Sort through the entries below and pull out lines containing the word "this".

◆ ◆ ◆ ◆ ◆

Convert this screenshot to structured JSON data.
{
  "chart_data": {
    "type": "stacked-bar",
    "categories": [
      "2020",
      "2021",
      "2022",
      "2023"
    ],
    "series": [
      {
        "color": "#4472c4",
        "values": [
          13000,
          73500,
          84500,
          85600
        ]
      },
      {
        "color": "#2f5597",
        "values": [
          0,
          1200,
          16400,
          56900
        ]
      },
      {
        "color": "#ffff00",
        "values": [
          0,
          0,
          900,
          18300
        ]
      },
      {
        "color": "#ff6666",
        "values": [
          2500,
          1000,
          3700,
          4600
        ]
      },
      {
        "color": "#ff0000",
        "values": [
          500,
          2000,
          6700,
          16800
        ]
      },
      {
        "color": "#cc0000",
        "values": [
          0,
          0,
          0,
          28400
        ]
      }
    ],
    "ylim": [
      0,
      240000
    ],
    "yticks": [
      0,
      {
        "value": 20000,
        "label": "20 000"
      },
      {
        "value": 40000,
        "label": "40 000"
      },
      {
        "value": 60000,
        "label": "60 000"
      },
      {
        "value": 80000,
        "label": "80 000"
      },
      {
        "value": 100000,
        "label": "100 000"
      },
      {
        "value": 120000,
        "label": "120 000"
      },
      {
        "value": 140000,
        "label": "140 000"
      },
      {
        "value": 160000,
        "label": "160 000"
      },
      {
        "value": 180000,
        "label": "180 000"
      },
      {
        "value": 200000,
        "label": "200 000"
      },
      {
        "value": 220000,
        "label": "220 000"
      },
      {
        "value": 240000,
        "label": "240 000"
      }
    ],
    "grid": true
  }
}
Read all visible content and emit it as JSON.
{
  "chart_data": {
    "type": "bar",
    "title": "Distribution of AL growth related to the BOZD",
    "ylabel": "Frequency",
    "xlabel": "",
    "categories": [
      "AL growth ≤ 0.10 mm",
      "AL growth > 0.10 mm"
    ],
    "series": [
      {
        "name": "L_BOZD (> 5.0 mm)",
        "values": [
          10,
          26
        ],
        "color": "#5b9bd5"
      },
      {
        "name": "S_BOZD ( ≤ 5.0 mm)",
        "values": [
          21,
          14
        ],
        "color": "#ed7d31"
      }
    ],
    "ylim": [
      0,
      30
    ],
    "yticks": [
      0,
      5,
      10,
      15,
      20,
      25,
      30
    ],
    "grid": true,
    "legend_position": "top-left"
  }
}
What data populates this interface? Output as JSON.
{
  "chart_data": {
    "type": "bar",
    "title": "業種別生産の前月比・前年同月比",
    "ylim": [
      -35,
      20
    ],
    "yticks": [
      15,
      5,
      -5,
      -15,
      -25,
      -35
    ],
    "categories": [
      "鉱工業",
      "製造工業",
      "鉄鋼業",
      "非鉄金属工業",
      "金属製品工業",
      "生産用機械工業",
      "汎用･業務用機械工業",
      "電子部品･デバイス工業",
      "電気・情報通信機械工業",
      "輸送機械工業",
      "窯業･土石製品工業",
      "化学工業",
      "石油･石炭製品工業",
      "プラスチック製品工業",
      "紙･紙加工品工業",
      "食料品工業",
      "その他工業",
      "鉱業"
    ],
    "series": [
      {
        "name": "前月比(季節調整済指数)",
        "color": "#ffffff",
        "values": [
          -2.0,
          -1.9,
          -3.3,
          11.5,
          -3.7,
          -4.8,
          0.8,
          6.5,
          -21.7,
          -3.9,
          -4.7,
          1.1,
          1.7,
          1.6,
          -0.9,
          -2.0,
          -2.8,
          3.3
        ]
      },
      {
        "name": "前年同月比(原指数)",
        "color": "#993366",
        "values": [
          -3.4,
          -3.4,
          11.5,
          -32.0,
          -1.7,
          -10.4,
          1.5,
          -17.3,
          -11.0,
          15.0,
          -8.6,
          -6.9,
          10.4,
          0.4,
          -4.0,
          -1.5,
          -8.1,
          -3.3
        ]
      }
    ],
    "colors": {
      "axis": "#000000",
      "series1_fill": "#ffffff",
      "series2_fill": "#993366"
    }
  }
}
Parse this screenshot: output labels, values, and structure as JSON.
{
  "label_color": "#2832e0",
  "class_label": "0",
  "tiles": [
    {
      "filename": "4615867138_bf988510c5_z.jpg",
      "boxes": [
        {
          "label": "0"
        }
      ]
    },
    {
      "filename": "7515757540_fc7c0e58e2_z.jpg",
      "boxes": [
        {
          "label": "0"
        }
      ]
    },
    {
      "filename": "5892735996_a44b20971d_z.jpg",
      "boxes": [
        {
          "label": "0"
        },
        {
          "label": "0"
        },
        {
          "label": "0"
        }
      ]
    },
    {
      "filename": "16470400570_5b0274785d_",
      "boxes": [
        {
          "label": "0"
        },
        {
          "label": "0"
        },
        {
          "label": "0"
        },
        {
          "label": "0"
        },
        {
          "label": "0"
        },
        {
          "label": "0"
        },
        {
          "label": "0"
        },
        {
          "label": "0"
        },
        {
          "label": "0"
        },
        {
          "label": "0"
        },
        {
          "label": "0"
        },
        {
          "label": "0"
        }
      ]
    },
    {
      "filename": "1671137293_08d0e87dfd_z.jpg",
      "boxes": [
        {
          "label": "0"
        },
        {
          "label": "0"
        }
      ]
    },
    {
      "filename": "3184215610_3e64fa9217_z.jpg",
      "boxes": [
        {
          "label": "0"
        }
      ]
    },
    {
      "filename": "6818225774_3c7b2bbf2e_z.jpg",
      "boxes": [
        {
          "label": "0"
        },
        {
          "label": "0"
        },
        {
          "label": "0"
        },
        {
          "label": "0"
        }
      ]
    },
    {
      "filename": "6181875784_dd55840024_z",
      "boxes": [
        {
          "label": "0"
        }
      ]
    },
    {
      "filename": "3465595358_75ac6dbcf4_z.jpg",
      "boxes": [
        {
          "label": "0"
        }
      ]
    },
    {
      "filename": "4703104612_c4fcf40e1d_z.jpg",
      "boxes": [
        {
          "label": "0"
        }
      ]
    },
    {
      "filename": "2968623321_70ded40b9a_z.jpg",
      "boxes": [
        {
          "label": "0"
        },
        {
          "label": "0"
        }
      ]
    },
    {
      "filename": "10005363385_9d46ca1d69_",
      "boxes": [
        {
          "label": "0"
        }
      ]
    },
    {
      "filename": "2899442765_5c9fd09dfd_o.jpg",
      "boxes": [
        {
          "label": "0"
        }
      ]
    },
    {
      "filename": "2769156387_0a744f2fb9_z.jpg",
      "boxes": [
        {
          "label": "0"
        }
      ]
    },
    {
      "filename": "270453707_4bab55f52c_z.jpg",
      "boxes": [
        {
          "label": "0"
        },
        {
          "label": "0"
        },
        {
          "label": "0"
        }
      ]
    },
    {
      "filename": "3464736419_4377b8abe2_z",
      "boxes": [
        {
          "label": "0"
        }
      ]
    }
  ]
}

◆ ◆ ◆ ◆ ◆

● CORRECT RESPONSE:
Convert this screenshot to structured JSON data.
What data populates this interface? Output as JSON.
Parse this screenshot: output labels, values, and structure as JSON.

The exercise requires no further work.